## What needs to be done
Which lines of the records contain "移動平均線"? Collect every one of them.
:: Records for the task
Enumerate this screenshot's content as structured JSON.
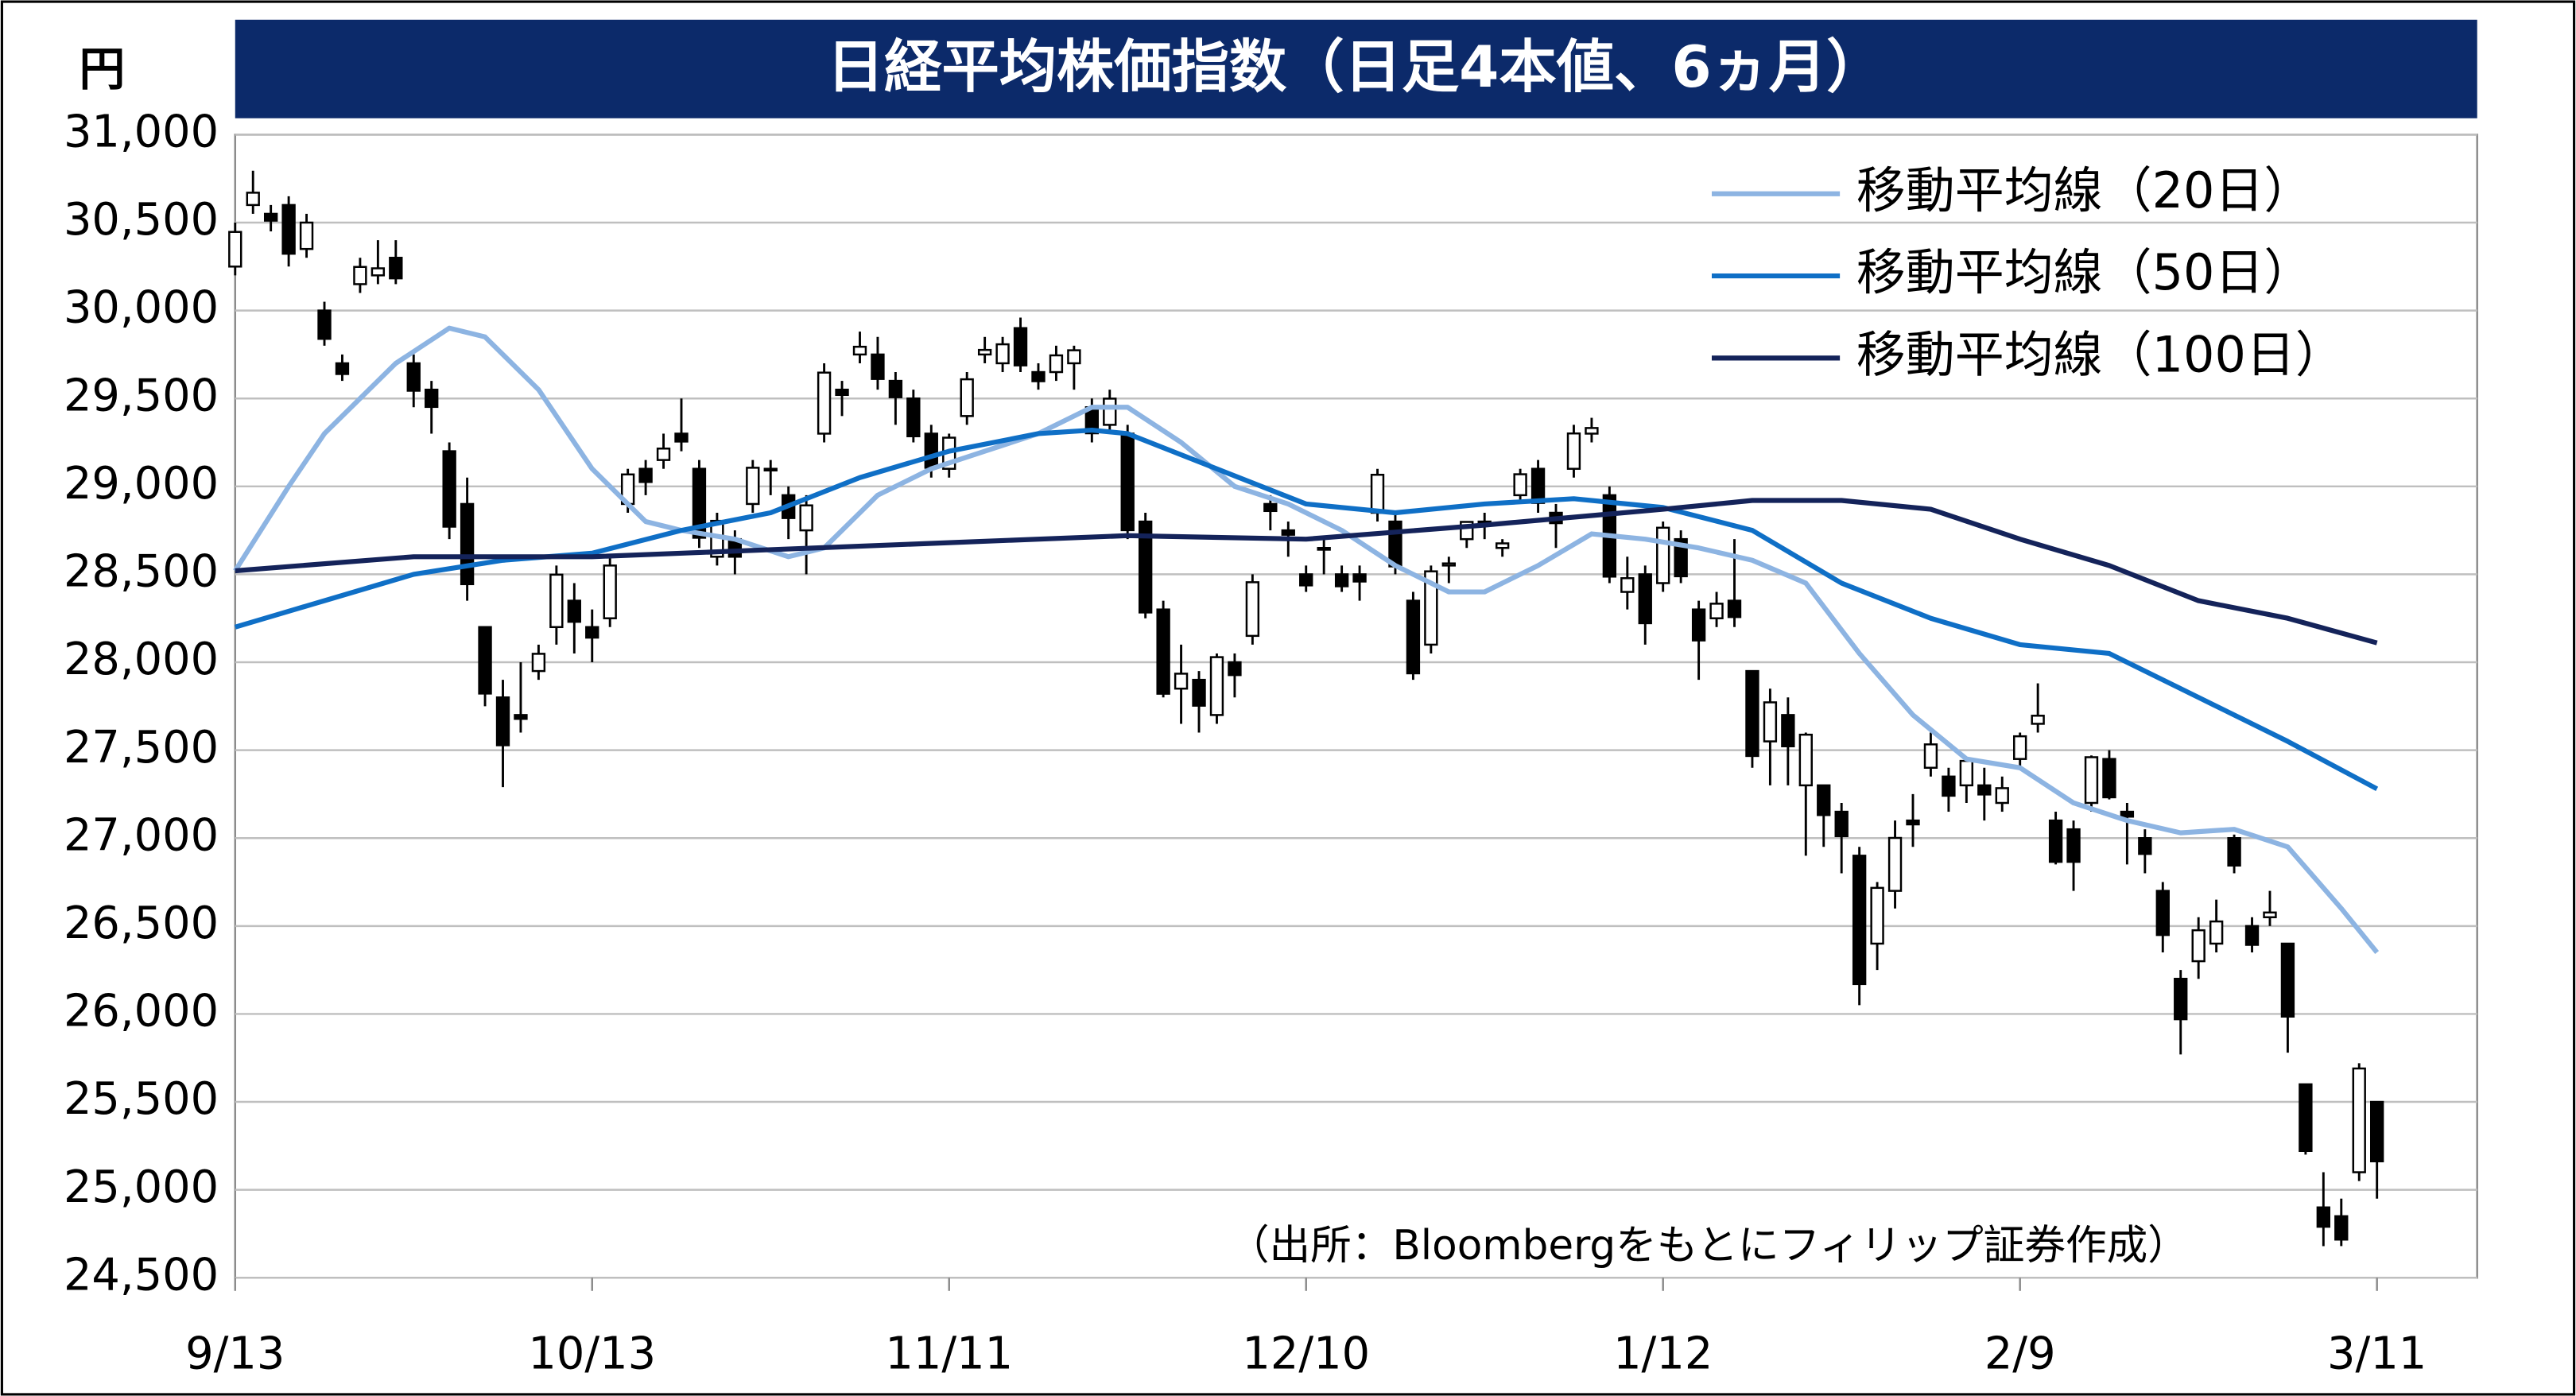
{
  "chart_data": {
    "type": "candlestick",
    "title": "日経平均株価指数（日足4本値、6ヵ月）",
    "y_unit_label": "円",
    "source": "（出所：Bloombergをもとにフィリップ証券作成）",
    "categories": [
      "9/13",
      null,
      null,
      null,
      null,
      null,
      null,
      null,
      null,
      null,
      null,
      null,
      null,
      null,
      null,
      null,
      null,
      null,
      null,
      null,
      "10/13",
      null,
      null,
      null,
      null,
      null,
      null,
      null,
      null,
      null,
      null,
      null,
      null,
      null,
      null,
      null,
      null,
      null,
      null,
      null,
      "11/11",
      null,
      null,
      null,
      null,
      null,
      null,
      null,
      null,
      null,
      null,
      null,
      null,
      null,
      null,
      null,
      null,
      null,
      null,
      null,
      "12/10",
      null,
      null,
      null,
      null,
      null,
      null,
      null,
      null,
      null,
      null,
      null,
      null,
      null,
      null,
      null,
      null,
      null,
      null,
      null,
      "1/12",
      null,
      null,
      null,
      null,
      null,
      null,
      null,
      null,
      null,
      null,
      null,
      null,
      null,
      null,
      null,
      null,
      null,
      null,
      null,
      "2/9",
      null,
      null,
      null,
      null,
      null,
      null,
      null,
      null,
      null,
      null,
      null,
      null,
      null,
      null,
      null,
      null,
      null,
      null,
      null,
      "3/11"
    ],
    "open": [
      30250,
      30600,
      30550,
      30600,
      30350,
      30000,
      29700,
      30150,
      30200,
      30300,
      29700,
      29550,
      29200,
      28900,
      28200,
      27800,
      27700,
      27950,
      28200,
      28350,
      28200,
      28250,
      28900,
      29100,
      29150,
      29300,
      29100,
      28600,
      28700,
      28900,
      29100,
      28950,
      28750,
      29300,
      29550,
      29750,
      29750,
      29600,
      29500,
      29300,
      29100,
      29400,
      29750,
      29700,
      29900,
      29650,
      29650,
      29700,
      29450,
      29350,
      29300,
      28800,
      28300,
      27850,
      27900,
      27700,
      28000,
      28150,
      28900,
      28750,
      28500,
      28650,
      28500,
      28500,
      28850,
      28800,
      28350,
      28100,
      28550,
      28700,
      28800,
      28650,
      28950,
      29100,
      28850,
      29100,
      29300,
      28950,
      28400,
      28500,
      28450,
      28700,
      28300,
      28250,
      28350,
      27950,
      27550,
      27700,
      27300,
      27300,
      27150,
      26900,
      26400,
      26700,
      27100,
      27400,
      27350,
      27300,
      27300,
      27200,
      27450,
      27650,
      27100,
      27050,
      27200,
      27450,
      27150,
      27000,
      26700,
      26200,
      26300,
      26400,
      27000,
      26500,
      26550,
      26400,
      25600,
      24900,
      24850,
      25100,
      25500
    ],
    "high": [
      30500,
      30795,
      30600,
      30650,
      30550,
      30050,
      29750,
      30300,
      30400,
      30400,
      29750,
      29600,
      29250,
      29050,
      28200,
      27900,
      28000,
      28100,
      28550,
      28450,
      28300,
      28600,
      29100,
      29150,
      29300,
      29500,
      29150,
      28850,
      28750,
      29150,
      29150,
      29000,
      28950,
      29700,
      29600,
      29880,
      29850,
      29650,
      29550,
      29350,
      29300,
      29650,
      29850,
      29850,
      29960,
      29700,
      29800,
      29800,
      29500,
      29550,
      29350,
      28850,
      28350,
      28100,
      27950,
      28050,
      28050,
      28500,
      28950,
      28800,
      28550,
      28700,
      28550,
      28550,
      29100,
      28850,
      28400,
      28550,
      28600,
      28800,
      28850,
      28700,
      29100,
      29150,
      28900,
      29350,
      29390,
      29000,
      28600,
      28550,
      28800,
      28750,
      28350,
      28400,
      28700,
      27950,
      27850,
      27800,
      27600,
      27300,
      27200,
      26950,
      26750,
      27100,
      27250,
      27600,
      27400,
      27450,
      27400,
      27350,
      27600,
      27880,
      27150,
      27100,
      27470,
      27500,
      27200,
      27050,
      26750,
      26250,
      26550,
      26650,
      27020,
      26550,
      26700,
      26400,
      25600,
      25100,
      24950,
      25720,
      25500
    ],
    "low": [
      30200,
      30550,
      30450,
      30250,
      30300,
      29800,
      29600,
      30100,
      30150,
      30150,
      29450,
      29300,
      28700,
      28350,
      27750,
      27290,
      27600,
      27900,
      28100,
      28050,
      28000,
      28200,
      28850,
      28950,
      29100,
      29200,
      28650,
      28550,
      28500,
      28850,
      28950,
      28700,
      28500,
      29250,
      29400,
      29700,
      29550,
      29350,
      29250,
      29050,
      29050,
      29350,
      29700,
      29650,
      29650,
      29550,
      29600,
      29550,
      29250,
      29300,
      28700,
      28250,
      27800,
      27650,
      27600,
      27650,
      27800,
      28100,
      28750,
      28600,
      28400,
      28500,
      28400,
      28350,
      28800,
      28500,
      27900,
      28050,
      28450,
      28650,
      28700,
      28600,
      28900,
      28850,
      28650,
      29050,
      29250,
      28450,
      28300,
      28100,
      28400,
      28450,
      27900,
      28200,
      28200,
      27400,
      27300,
      27300,
      26900,
      26950,
      26800,
      26050,
      26250,
      26600,
      26950,
      27350,
      27150,
      27200,
      27100,
      27150,
      27400,
      27600,
      26850,
      26700,
      27150,
      27220,
      26850,
      26800,
      26350,
      25770,
      26200,
      26350,
      26800,
      26350,
      26500,
      25780,
      25200,
      24680,
      24680,
      25050,
      24950
    ],
    "close": [
      30447,
      30670,
      30511,
      30323,
      30500,
      29839,
      29639,
      30248,
      30240,
      30183,
      29544,
      29452,
      28771,
      28444,
      27822,
      27528,
      27678,
      28048,
      28498,
      28230,
      28140,
      28550,
      29068,
      29025,
      29215,
      29255,
      28708,
      28804,
      28600,
      29106,
      29098,
      28820,
      28892,
      29647,
      29520,
      29794,
      29611,
      29507,
      29285,
      29106,
      29277,
      29609,
      29776,
      29808,
      29688,
      29598,
      29745,
      29774,
      29302,
      29499,
      28751,
      28283,
      27821,
      27935,
      27753,
      28029,
      27927,
      28455,
      28860,
      28725,
      28437,
      28640,
      28432,
      28459,
      29066,
      28545,
      27937,
      28517,
      28562,
      28798,
      28782,
      28676,
      29069,
      28906,
      28791,
      29301,
      29332,
      28487,
      28478,
      28222,
      28765,
      28489,
      28124,
      28333,
      28257,
      27467,
      27772,
      27522,
      27588,
      27131,
      27011,
      26170,
      26717,
      27001,
      27078,
      27533,
      27241,
      27439,
      27248,
      27284,
      27579,
      27696,
      26865,
      26865,
      27460,
      27232,
      27122,
      26910,
      26449,
      25970,
      26476,
      26526,
      26844,
      26393,
      26577,
      25985,
      25221,
      24790,
      24717,
      25690,
      25162
    ],
    "up_color": "#ffffff",
    "down_color": "#000000",
    "series": [
      {
        "name": "移動平均線（20日）",
        "color": "#8db4e2",
        "x": [
          0,
          3,
          5,
          9,
          12,
          14,
          17,
          20,
          23,
          25,
          28,
          31,
          33,
          36,
          39,
          42,
          45,
          48,
          50,
          53,
          56,
          59,
          62,
          65,
          68,
          70,
          73,
          76,
          79,
          82,
          85,
          88,
          91,
          94,
          97,
          100,
          103,
          106,
          109,
          112,
          115,
          118,
          120
        ],
        "values": [
          28520,
          29000,
          29300,
          29700,
          29900,
          29850,
          29550,
          29100,
          28800,
          28750,
          28700,
          28600,
          28650,
          28950,
          29100,
          29200,
          29300,
          29450,
          29450,
          29250,
          29000,
          28900,
          28750,
          28550,
          28400,
          28400,
          28550,
          28730,
          28700,
          28650,
          28580,
          28450,
          28050,
          27700,
          27450,
          27400,
          27200,
          27100,
          27030,
          27050,
          26950,
          26600,
          26350
        ]
      },
      {
        "name": "移動平均線（50日）",
        "color": "#0f6fc6",
        "x": [
          0,
          5,
          10,
          15,
          20,
          25,
          30,
          35,
          40,
          45,
          48,
          50,
          55,
          60,
          65,
          70,
          75,
          80,
          85,
          90,
          95,
          100,
          105,
          110,
          115,
          120
        ],
        "values": [
          28200,
          28350,
          28500,
          28580,
          28620,
          28750,
          28850,
          29050,
          29200,
          29300,
          29320,
          29300,
          29100,
          28900,
          28850,
          28900,
          28930,
          28880,
          28750,
          28450,
          28250,
          28100,
          28050,
          27800,
          27550,
          27280
        ]
      },
      {
        "name": "移動平均線（100日）",
        "color": "#14235a",
        "x": [
          0,
          10,
          20,
          30,
          40,
          50,
          60,
          70,
          80,
          85,
          90,
          95,
          100,
          105,
          110,
          115,
          120
        ],
        "values": [
          28520,
          28600,
          28600,
          28640,
          28680,
          28720,
          28700,
          28780,
          28870,
          28920,
          28920,
          28870,
          28700,
          28550,
          28350,
          28250,
          28110
        ]
      }
    ],
    "ylim": [
      24500,
      31000
    ],
    "yticks": [
      {
        "value": 24500,
        "label": "24,500"
      },
      {
        "value": 25000,
        "label": "25,000"
      },
      {
        "value": 25500,
        "label": "25,500"
      },
      {
        "value": 26000,
        "label": "26,000"
      },
      {
        "value": 26500,
        "label": "26,500"
      },
      {
        "value": 27000,
        "label": "27,000"
      },
      {
        "value": 27500,
        "label": "27,500"
      },
      {
        "value": 28000,
        "label": "28,000"
      },
      {
        "value": 28500,
        "label": "28,500"
      },
      {
        "value": 29000,
        "label": "29,000"
      },
      {
        "value": 29500,
        "label": "29,500"
      },
      {
        "value": 30000,
        "label": "30,000"
      },
      {
        "value": 30500,
        "label": "30,500"
      },
      {
        "value": 31000,
        "label": "31,000"
      }
    ],
    "grid": true,
    "legend": "upper right",
    "title_color": "#0c2a6a"
  }
}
::::
## Answer to this task
        "name": "移動平均線（20日）",
        "name": "移動平均線（50日）",
        "name": "移動平均線（100日）",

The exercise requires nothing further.